» **Problem requirements**
Repeat the records below exactly.

>>

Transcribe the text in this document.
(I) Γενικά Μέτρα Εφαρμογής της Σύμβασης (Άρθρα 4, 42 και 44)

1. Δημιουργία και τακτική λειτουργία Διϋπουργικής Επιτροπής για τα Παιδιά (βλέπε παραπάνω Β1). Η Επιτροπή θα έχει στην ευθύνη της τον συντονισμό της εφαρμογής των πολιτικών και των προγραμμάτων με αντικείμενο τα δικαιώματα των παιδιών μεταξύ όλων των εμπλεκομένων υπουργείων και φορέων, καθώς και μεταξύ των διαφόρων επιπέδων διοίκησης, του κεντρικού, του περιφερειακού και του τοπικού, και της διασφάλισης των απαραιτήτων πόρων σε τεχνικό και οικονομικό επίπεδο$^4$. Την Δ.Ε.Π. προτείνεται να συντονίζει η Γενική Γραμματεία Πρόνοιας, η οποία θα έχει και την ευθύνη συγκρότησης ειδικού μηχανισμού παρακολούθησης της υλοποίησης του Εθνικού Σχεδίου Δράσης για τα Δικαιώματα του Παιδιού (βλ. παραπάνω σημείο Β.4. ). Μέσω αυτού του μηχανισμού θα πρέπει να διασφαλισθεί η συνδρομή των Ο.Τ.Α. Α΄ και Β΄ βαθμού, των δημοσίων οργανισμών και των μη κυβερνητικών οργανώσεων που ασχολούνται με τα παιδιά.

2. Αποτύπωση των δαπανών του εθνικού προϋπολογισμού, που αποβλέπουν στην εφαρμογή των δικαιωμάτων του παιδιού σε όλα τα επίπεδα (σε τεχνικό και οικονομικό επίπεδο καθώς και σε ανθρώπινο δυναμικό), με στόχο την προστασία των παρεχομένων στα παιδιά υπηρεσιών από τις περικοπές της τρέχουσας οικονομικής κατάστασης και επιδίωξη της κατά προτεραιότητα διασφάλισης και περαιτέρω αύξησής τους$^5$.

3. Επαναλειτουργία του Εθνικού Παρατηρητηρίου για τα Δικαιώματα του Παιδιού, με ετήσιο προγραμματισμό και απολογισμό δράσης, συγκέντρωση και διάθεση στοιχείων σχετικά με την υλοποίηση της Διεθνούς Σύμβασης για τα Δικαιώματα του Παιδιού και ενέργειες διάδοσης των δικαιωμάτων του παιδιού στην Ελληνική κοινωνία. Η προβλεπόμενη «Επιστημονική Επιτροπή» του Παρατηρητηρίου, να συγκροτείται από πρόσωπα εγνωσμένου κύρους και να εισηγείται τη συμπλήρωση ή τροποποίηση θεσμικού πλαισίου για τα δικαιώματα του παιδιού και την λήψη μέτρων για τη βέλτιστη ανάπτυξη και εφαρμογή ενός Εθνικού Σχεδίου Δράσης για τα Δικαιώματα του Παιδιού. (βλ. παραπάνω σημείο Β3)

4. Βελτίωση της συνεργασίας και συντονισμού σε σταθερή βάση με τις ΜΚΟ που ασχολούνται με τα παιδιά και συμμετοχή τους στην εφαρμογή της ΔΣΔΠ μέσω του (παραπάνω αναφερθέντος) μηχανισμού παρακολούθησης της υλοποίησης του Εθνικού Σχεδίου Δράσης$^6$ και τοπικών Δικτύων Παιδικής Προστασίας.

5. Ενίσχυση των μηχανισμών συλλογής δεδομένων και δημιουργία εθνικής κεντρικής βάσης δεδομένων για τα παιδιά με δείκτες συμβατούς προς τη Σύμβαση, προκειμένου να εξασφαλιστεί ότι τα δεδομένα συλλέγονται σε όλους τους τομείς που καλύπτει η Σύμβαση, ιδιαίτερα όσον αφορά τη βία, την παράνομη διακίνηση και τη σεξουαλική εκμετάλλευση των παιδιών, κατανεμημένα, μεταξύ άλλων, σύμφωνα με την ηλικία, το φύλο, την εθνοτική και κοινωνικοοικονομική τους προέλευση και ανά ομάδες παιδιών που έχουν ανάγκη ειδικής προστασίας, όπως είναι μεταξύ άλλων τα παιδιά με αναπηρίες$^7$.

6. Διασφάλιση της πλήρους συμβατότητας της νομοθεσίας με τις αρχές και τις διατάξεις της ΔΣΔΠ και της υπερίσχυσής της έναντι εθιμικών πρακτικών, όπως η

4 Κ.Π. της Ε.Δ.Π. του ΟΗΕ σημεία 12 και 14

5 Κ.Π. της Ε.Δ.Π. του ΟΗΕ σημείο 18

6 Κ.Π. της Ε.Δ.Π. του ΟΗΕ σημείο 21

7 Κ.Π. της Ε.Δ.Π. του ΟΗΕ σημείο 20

<<

» **Complete response**
Transcribe the text in this document.
(I) Γενικά Μέτρα Εφαρμογής της Σύμβασης (Άρθρα 4, 42 και 44)

1. Δημιουργία και τακτική λειτουργία Διϋπουργικής Επιτροπής για τα Παιδιά (βλέπε παραπάνω Β1). Η Επιτροπή θα έχει στην ευθύνη της τον συντονισμό της εφαρμογής των πολιτικών και των προγραμμάτων με αντικείμενο τα δικαιώματα των παιδιών μεταξύ όλων των εμπλεκομένων υπουργείων και φορέων, καθώς και μεταξύ των διαφόρων επιπέδων διοίκησης, του κεντρικού, του περιφερειακού και του τοπικού, και της διασφάλισης των απαραιτήτων πόρων σε τεχνικό και οικονομικό επίπεδο$^4$. Την Δ.Ε.Π. προτείνεται να συντονίζει η Γενική Γραμματεία Πρόνοιας, η οποία θα έχει και την ευθύνη συγκρότησης ειδικού μηχανισμού παρακολούθησης της υλοποίησης του Εθνικού Σχεδίου Δράσης για τα Δικαιώματα του Παιδιού (βλ. παραπάνω σημείο Β.4. ). Μέσω αυτού του μηχανισμού θα πρέπει να διασφαλισθεί η συνδρομή των Ο.Τ.Α. Α΄ και Β΄ βαθμού, των δημοσίων οργανισμών και των μη κυβερνητικών οργανώσεων που ασχολούνται με τα παιδιά.

2. Αποτύπωση των δαπανών του εθνικού προϋπολογισμού, που αποβλέπουν στην εφαρμογή των δικαιωμάτων του παιδιού σε όλα τα επίπεδα (σε τεχνικό και οικονομικό επίπεδο καθώς και σε ανθρώπινο δυναμικό), με στόχο την προστασία των παρεχομένων στα παιδιά υπηρεσιών από τις περικοπές της τρέχουσας οικονομικής κατάστασης και επιδίωξη της κατά προτεραιότητα διασφάλισης και περαιτέρω αύξησής τους$^5$.

3. Επαναλειτουργία του Εθνικού Παρατηρητηρίου για τα Δικαιώματα του Παιδιού, με ετήσιο προγραμματισμό και απολογισμό δράσης, συγκέντρωση και διάθεση στοιχείων σχετικά με την υλοποίηση της Διεθνούς Σύμβασης για τα Δικαιώματα του Παιδιού και ενέργειες διάδοσης των δικαιωμάτων του παιδιού στην Ελληνική κοινωνία. Η προβλεπόμενη «Επιστημονική Επιτροπή» του Παρατηρητηρίου, να συγκροτείται από πρόσωπα εγνωσμένου κύρους και να εισηγείται τη συμπλήρωση ή τροποποίηση θεσμικού πλαισίου για τα δικαιώματα του παιδιού και την λήψη μέτρων για τη βέλτιστη ανάπτυξη και εφαρμογή ενός Εθνικού Σχεδίου Δράσης για τα Δικαιώματα του Παιδιού. (βλ. παραπάνω σημείο Β3)

4. Βελτίωση της συνεργασίας και συντονισμού σε σταθερή βάση με τις ΜΚΟ που ασχολούνται με τα παιδιά και συμμετοχή τους στην εφαρμογή της ΔΣΔΠ μέσω του (παραπάνω αναφερθέντος) μηχανισμού παρακολούθησης της υλοποίησης του Εθνικού Σχεδίου Δράσης$^6$ και τοπικών Δικτύων Παιδικής Προστασίας.

5. Ενίσχυση των μηχανισμών συλλογής δεδομένων και δημιουργία εθνικής κεντρικής βάσης δεδομένων για τα παιδιά με δείκτες συμβατούς προς τη Σύμβαση, προκειμένου να εξασφαλιστεί ότι τα δεδομένα συλλέγονται σε όλους τους τομείς που καλύπτει η Σύμβαση, ιδιαίτερα όσον αφορά τη βία, την παράνομη διακίνηση και τη σεξουαλική εκμετάλλευση των παιδιών, κατανεμημένα, μεταξύ άλλων, σύμφωνα με την ηλικία, το φύλο, την εθνοτική και κοινωνικοοικονομική τους προέλευση και ανά ομάδες παιδιών που έχουν ανάγκη ειδικής προστασίας, όπως είναι μεταξύ άλλων τα παιδιά με αναπηρίες$^7$.

6. Διασφάλιση της πλήρους συμβατότητας της νομοθεσίας με τις αρχές και τις διατάξεις της ΔΣΔΠ και της υπερίσχυσής της έναντι εθιμικών πρακτικών, όπως η

4 Κ.Π. της Ε.Δ.Π. του ΟΗΕ σημεία 12 και 14

5 Κ.Π. της Ε.Δ.Π. του ΟΗΕ σημείο 18

6 Κ.Π. της Ε.Δ.Π. του ΟΗΕ σημείο 21

7 Κ.Π. της Ε.Δ.Π. του ΟΗΕ σημείο 20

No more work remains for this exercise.